GIVEN PROBLEM:
Gather all lines with "JSON" from the records.

DATA SECTION:
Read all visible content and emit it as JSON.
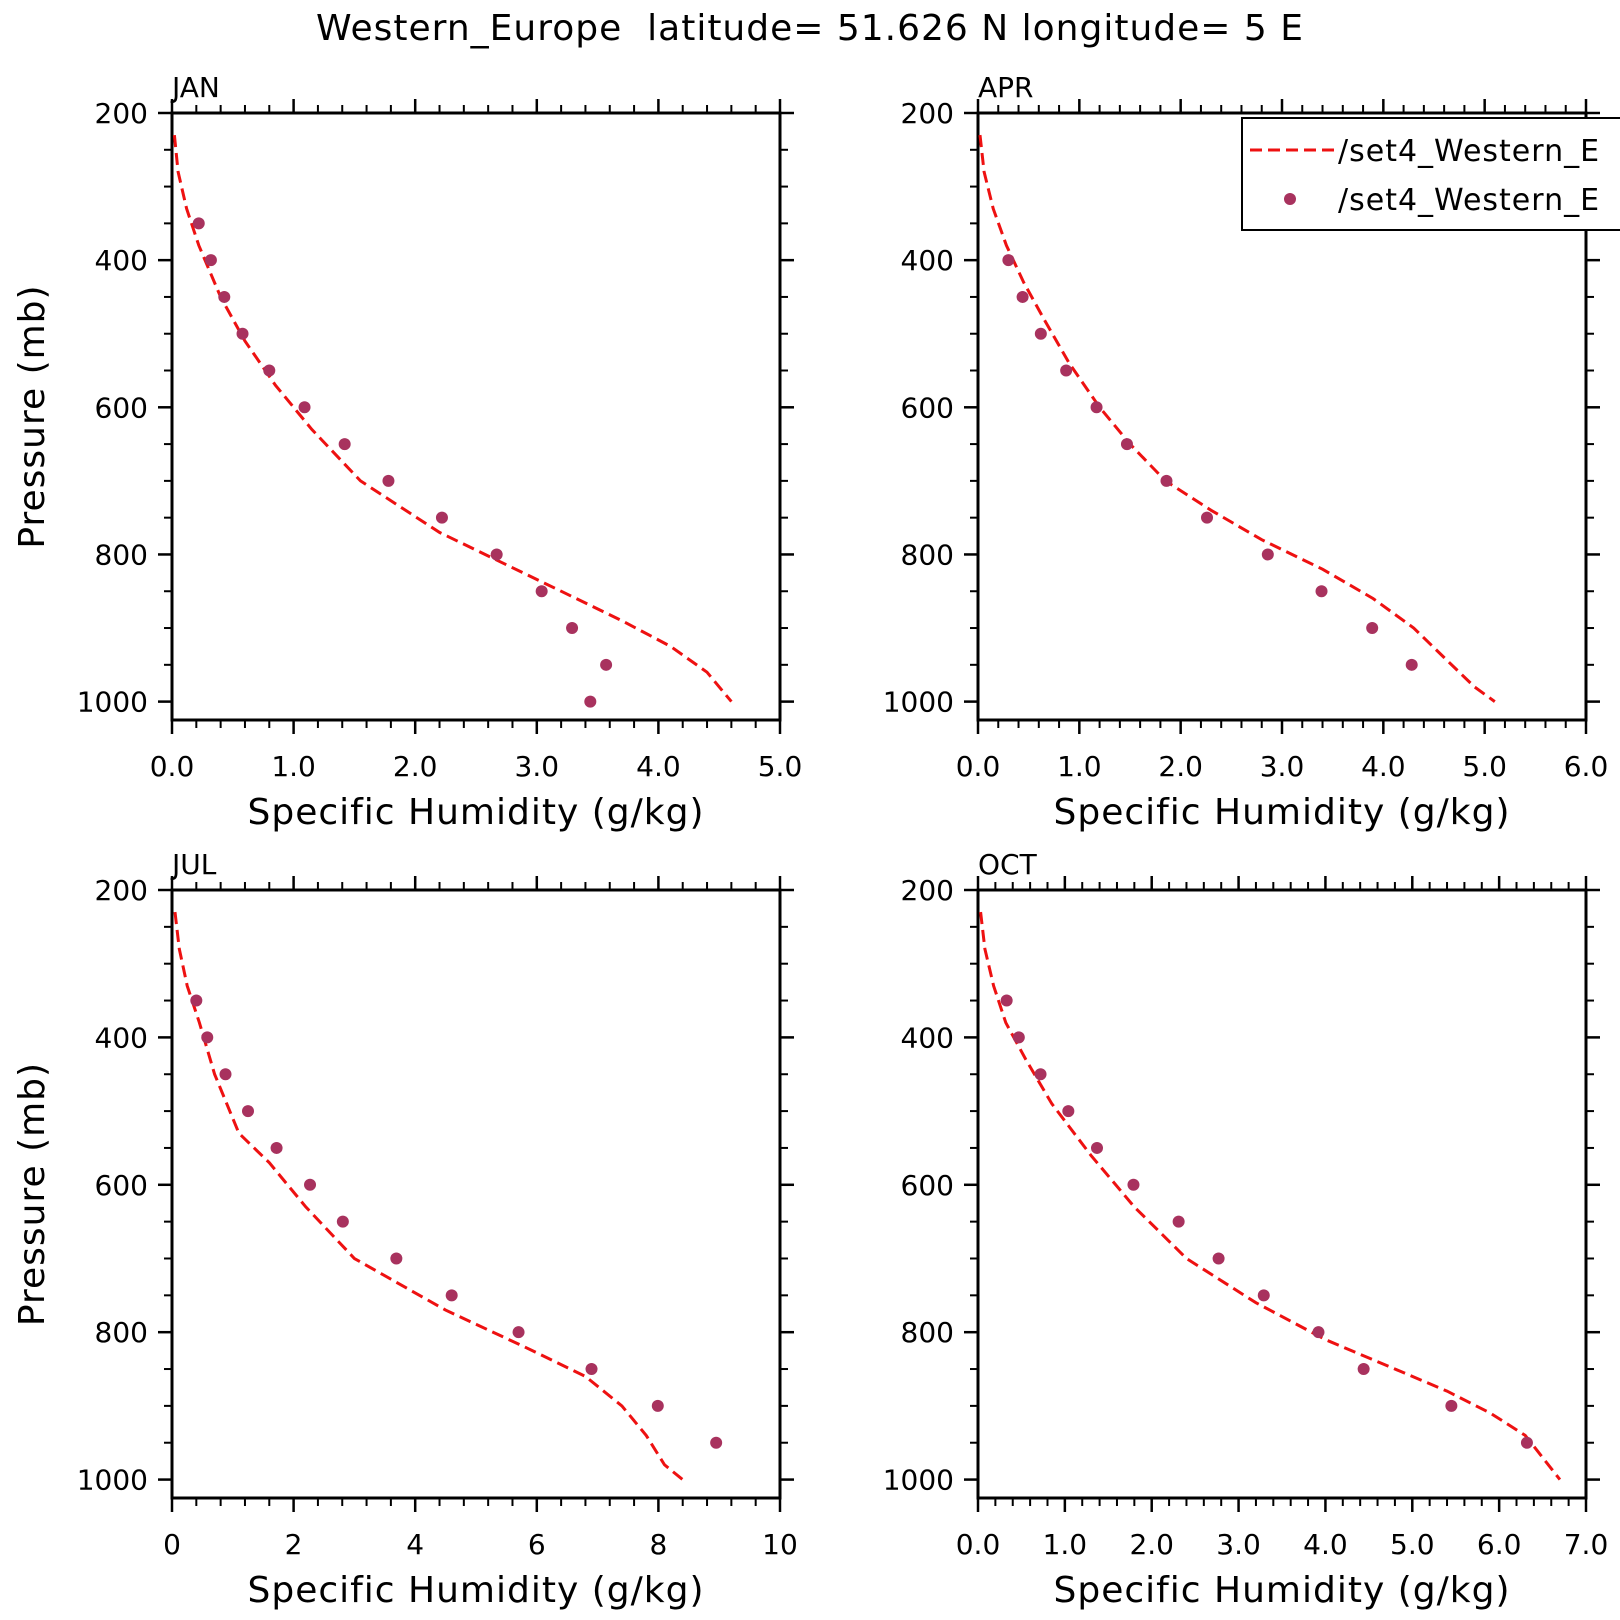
{
  "title": "Western_Europe  latitude= 51.626 N longitude= 5 E",
  "colors": {
    "model_line": "#ee1111",
    "obs_points": "#a8325e",
    "frame": "#000000"
  },
  "legend": {
    "placement": "top-right of APR panel",
    "entries": [
      {
        "label": "/set4_Western_E",
        "style": "dashed-line"
      },
      {
        "label": "/set4_Western_E",
        "style": "dot"
      }
    ]
  },
  "chart_data": [
    {
      "type": "line",
      "panel_label": "JAN",
      "xlabel": "Specific Humidity (g/kg)",
      "ylabel": "Pressure (mb)",
      "xlim": [
        0,
        5
      ],
      "ylim": [
        200,
        1025
      ],
      "y_inverted": true,
      "xticks": [
        0,
        1,
        2,
        3,
        4,
        5
      ],
      "xtick_labels": [
        "0.0",
        "1.0",
        "2.0",
        "3.0",
        "4.0",
        "5.0"
      ],
      "yticks": [
        200,
        400,
        600,
        800,
        1000
      ],
      "ytick_labels": [
        "200",
        "400",
        "600",
        "800",
        "1000"
      ],
      "series": [
        {
          "style": "dashed-line",
          "x": [
            0.02,
            0.05,
            0.12,
            0.22,
            0.4,
            0.6,
            0.85,
            1.15,
            1.55,
            2.2,
            2.7,
            3.2,
            3.7,
            4.1,
            4.4,
            4.6
          ],
          "y": [
            230,
            280,
            330,
            380,
            450,
            510,
            570,
            630,
            700,
            770,
            810,
            850,
            890,
            925,
            960,
            1000
          ]
        },
        {
          "style": "dot",
          "x": [
            0.22,
            0.32,
            0.43,
            0.58,
            0.8,
            1.09,
            1.42,
            1.78,
            2.22,
            2.67,
            3.04,
            3.29,
            3.57,
            3.44
          ],
          "y": [
            350,
            400,
            450,
            500,
            550,
            600,
            650,
            700,
            750,
            800,
            850,
            900,
            950,
            1000
          ]
        }
      ]
    },
    {
      "type": "line",
      "panel_label": "APR",
      "xlabel": "Specific Humidity (g/kg)",
      "ylabel": "",
      "xlim": [
        0,
        6
      ],
      "ylim": [
        200,
        1025
      ],
      "y_inverted": true,
      "xticks": [
        0,
        1,
        2,
        3,
        4,
        5,
        6
      ],
      "xtick_labels": [
        "0.0",
        "1.0",
        "2.0",
        "3.0",
        "4.0",
        "5.0",
        "6.0"
      ],
      "yticks": [
        200,
        400,
        600,
        800,
        1000
      ],
      "ytick_labels": [
        "200",
        "400",
        "600",
        "800",
        "1000"
      ],
      "series": [
        {
          "style": "dashed-line",
          "x": [
            0.02,
            0.06,
            0.15,
            0.28,
            0.45,
            0.65,
            0.9,
            1.2,
            1.5,
            1.85,
            2.3,
            2.8,
            3.4,
            3.9,
            4.3,
            4.6,
            4.9,
            5.1
          ],
          "y": [
            230,
            280,
            330,
            380,
            430,
            480,
            540,
            600,
            650,
            700,
            740,
            780,
            820,
            860,
            900,
            940,
            980,
            1000
          ]
        },
        {
          "style": "dot",
          "x": [
            0.3,
            0.44,
            0.62,
            0.87,
            1.17,
            1.47,
            1.86,
            2.26,
            2.86,
            3.39,
            3.89,
            4.28
          ],
          "y": [
            400,
            450,
            500,
            550,
            600,
            650,
            700,
            750,
            800,
            850,
            900,
            950
          ]
        }
      ]
    },
    {
      "type": "line",
      "panel_label": "JUL",
      "xlabel": "Specific Humidity (g/kg)",
      "ylabel": "Pressure (mb)",
      "xlim": [
        0,
        10
      ],
      "ylim": [
        200,
        1025
      ],
      "y_inverted": true,
      "xticks": [
        0,
        2,
        4,
        6,
        8,
        10
      ],
      "xtick_labels": [
        "0",
        "2",
        "4",
        "6",
        "8",
        "10"
      ],
      "yticks": [
        200,
        400,
        600,
        800,
        1000
      ],
      "ytick_labels": [
        "200",
        "400",
        "600",
        "800",
        "1000"
      ],
      "series": [
        {
          "style": "dashed-line",
          "x": [
            0.05,
            0.12,
            0.25,
            0.45,
            0.7,
            1.1,
            1.6,
            2.2,
            3.0,
            4.5,
            5.8,
            6.8,
            7.4,
            7.8,
            8.1,
            8.4
          ],
          "y": [
            230,
            280,
            330,
            380,
            450,
            530,
            570,
            630,
            700,
            770,
            820,
            860,
            900,
            940,
            980,
            1000
          ]
        },
        {
          "style": "dot",
          "x": [
            0.4,
            0.58,
            0.88,
            1.25,
            1.72,
            2.27,
            2.81,
            3.69,
            4.6,
            5.7,
            6.9,
            7.99,
            8.95
          ],
          "y": [
            350,
            400,
            450,
            500,
            550,
            600,
            650,
            700,
            750,
            800,
            850,
            900,
            950
          ]
        }
      ]
    },
    {
      "type": "line",
      "panel_label": "OCT",
      "xlabel": "Specific Humidity (g/kg)",
      "ylabel": "",
      "xlim": [
        0,
        7
      ],
      "ylim": [
        200,
        1025
      ],
      "y_inverted": true,
      "xticks": [
        0,
        1,
        2,
        3,
        4,
        5,
        6,
        7
      ],
      "xtick_labels": [
        "0.0",
        "1.0",
        "2.0",
        "3.0",
        "4.0",
        "5.0",
        "6.0",
        "7.0"
      ],
      "yticks": [
        200,
        400,
        600,
        800,
        1000
      ],
      "ytick_labels": [
        "200",
        "400",
        "600",
        "800",
        "1000"
      ],
      "series": [
        {
          "style": "dashed-line",
          "x": [
            0.03,
            0.08,
            0.18,
            0.32,
            0.55,
            0.85,
            1.3,
            1.8,
            2.4,
            3.2,
            4.0,
            4.8,
            5.4,
            5.9,
            6.3,
            6.5,
            6.7
          ],
          "y": [
            230,
            280,
            330,
            380,
            430,
            490,
            560,
            630,
            700,
            760,
            810,
            850,
            880,
            910,
            940,
            970,
            1000
          ]
        },
        {
          "style": "dot",
          "x": [
            0.33,
            0.47,
            0.72,
            1.04,
            1.37,
            1.79,
            2.31,
            2.77,
            3.29,
            3.92,
            4.44,
            5.45,
            6.32
          ],
          "y": [
            350,
            400,
            450,
            500,
            550,
            600,
            650,
            700,
            750,
            800,
            850,
            900,
            950
          ]
        }
      ]
    }
  ]
}
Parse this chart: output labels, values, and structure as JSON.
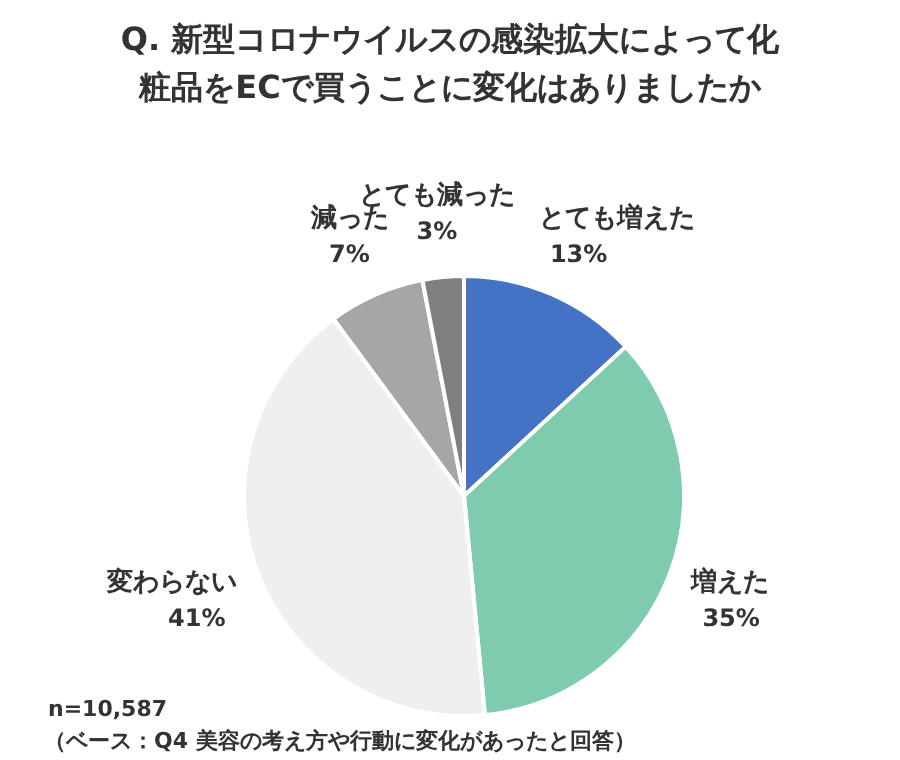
{
  "chart_data": {
    "type": "pie",
    "title": "Q. 新型コロナウイルスの感染拡大によって化粧品をECで買うことに変化はありましたか",
    "categories": [
      "とても増えた",
      "増えた",
      "変わらない",
      "減った",
      "とても減った"
    ],
    "values": [
      13,
      35,
      41,
      7,
      3
    ],
    "colors": [
      "#4472c4",
      "#7fcbae",
      "#efefef",
      "#a6a6a6",
      "#7f7f7f"
    ],
    "value_labels": [
      "13%",
      "35%",
      "41%",
      "7%",
      "3%"
    ],
    "annotations": [
      "n=10,587",
      "（ベース：Q4 美容の考え方や行動に変化があったと回答）"
    ]
  }
}
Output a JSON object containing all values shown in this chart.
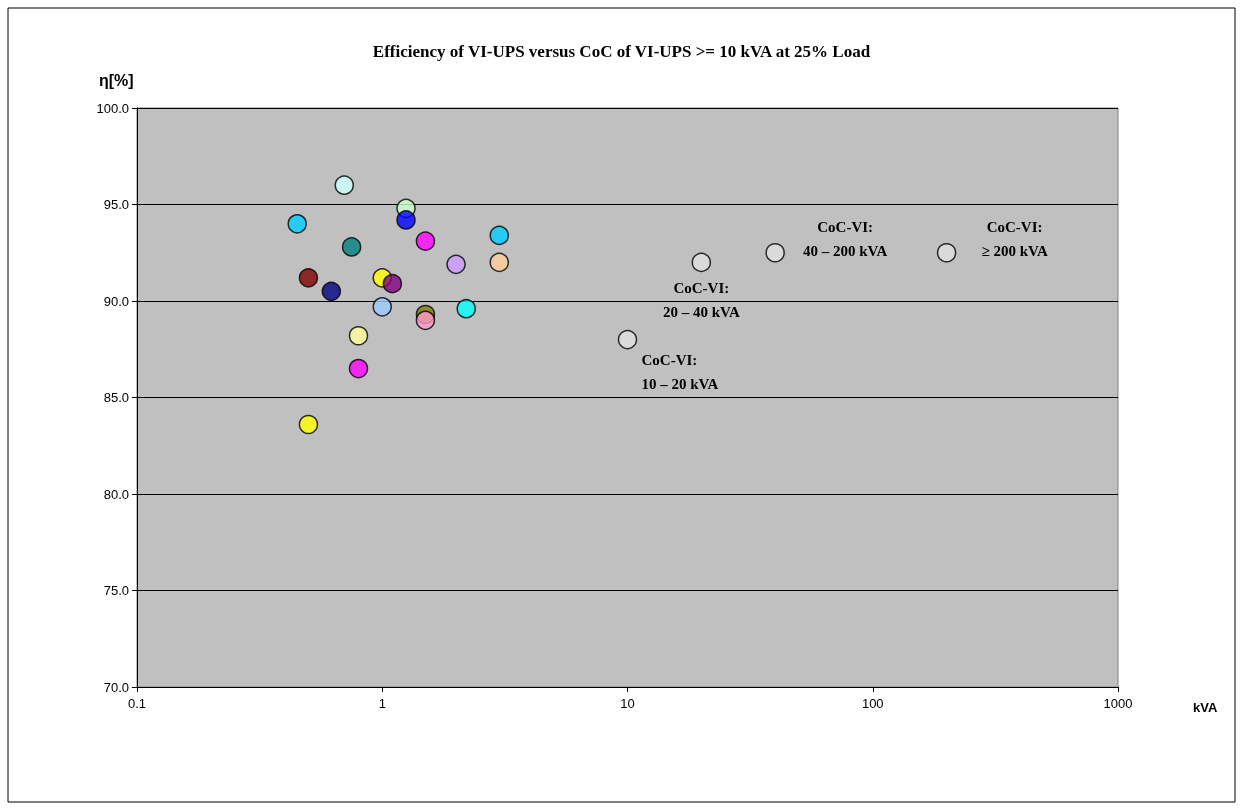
{
  "chart_data": {
    "type": "scatter",
    "title": "Efficiency of VI-UPS versus CoC of VI-UPS >= 10 kVA at 25% Load",
    "xlabel": "kVA",
    "ylabel": "η[%]",
    "log": "x",
    "grid": "y",
    "marker": "circle",
    "xlim": [
      0.1,
      1000
    ],
    "xticks": [
      0.1,
      1,
      10,
      100,
      1000
    ],
    "ylim": [
      70,
      100
    ],
    "yticks": [
      {
        "value": 70,
        "label": "70.0"
      },
      {
        "value": 75,
        "label": "75.0"
      },
      {
        "value": 80,
        "label": "80.0"
      },
      {
        "value": 85,
        "label": "85.0"
      },
      {
        "value": 90,
        "label": "90.0"
      },
      {
        "value": 95,
        "label": "95.0"
      },
      {
        "value": 100,
        "label": "100.0"
      }
    ],
    "series": [
      {
        "x": [
          0.7,
          1.25,
          1.25,
          0.45,
          1.5,
          0.75,
          3,
          2,
          3,
          0.5,
          1,
          1.1,
          0.62,
          1,
          1.5,
          1.5,
          2.2,
          0.8,
          0.8,
          0.5,
          10,
          20,
          40,
          200
        ],
        "values": [
          96.0,
          94.8,
          94.2,
          94.0,
          93.1,
          92.8,
          93.4,
          91.9,
          92.0,
          91.2,
          91.2,
          90.9,
          90.5,
          89.7,
          89.3,
          89.0,
          89.6,
          88.2,
          86.5,
          83.6,
          88.0,
          92.0,
          92.5,
          92.5
        ],
        "colors": [
          "#ccffff",
          "#ccffcc",
          "#0000ff",
          "#00ccff",
          "#ff00ff",
          "#008080",
          "#00ccff",
          "#cc99ff",
          "#ffcc99",
          "#800000",
          "#ffff00",
          "#800080",
          "#000080",
          "#99ccff",
          "#808000",
          "#ff99cc",
          "#00ffff",
          "#ffff99",
          "#ff00ff",
          "#ffff00",
          "#e0e0e0",
          "#e0e0e0",
          "#e0e0e0",
          "#e0e0e0"
        ]
      }
    ],
    "annotations": [
      {
        "text": "CoC-VI:\n10 – 20 kVA",
        "x": 10,
        "y": 88.0
      },
      {
        "text": "CoC-VI:\n20 – 40 kVA",
        "x": 20,
        "y": 92.0
      },
      {
        "text": "CoC-VI:\n40 – 200 kVA",
        "x": 40,
        "y": 92.5
      },
      {
        "text": "CoC-VI:\n≥ 200 kVA",
        "x": 200,
        "y": 92.5
      }
    ]
  }
}
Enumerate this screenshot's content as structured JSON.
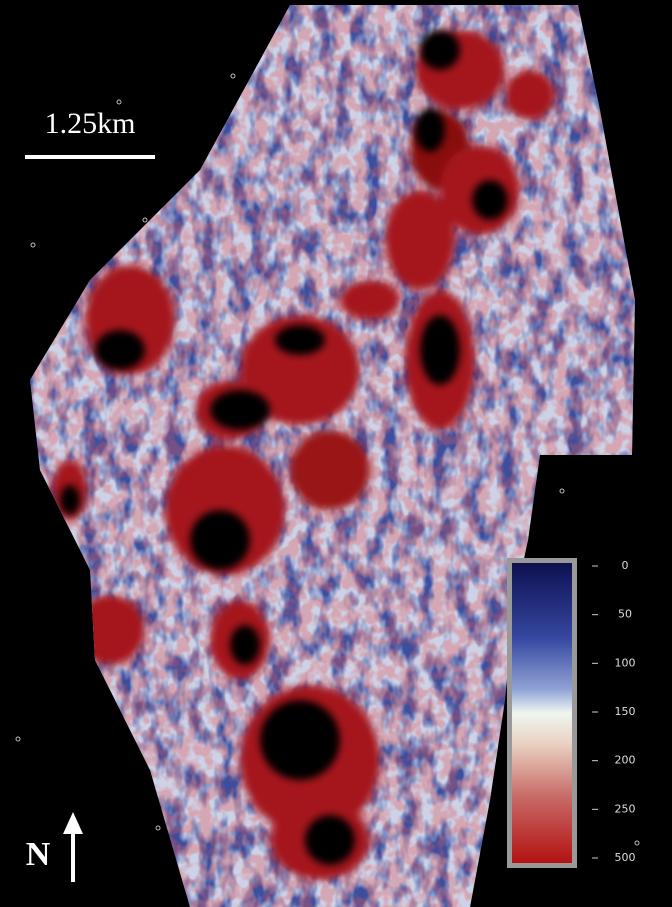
{
  "scale_bar": {
    "label": "1.25km"
  },
  "north_arrow": {
    "label": "N"
  },
  "colorbar": {
    "ticks": [
      0,
      50,
      100,
      150,
      200,
      250,
      500
    ]
  }
}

FINISHED TASK:
Read all visible content and emit it as JSON.
Parse this chart: output labels, values, and structure as JSON.
Output a JSON object containing all values shown in this chart.
Enumerate this screenshot's content as structured JSON.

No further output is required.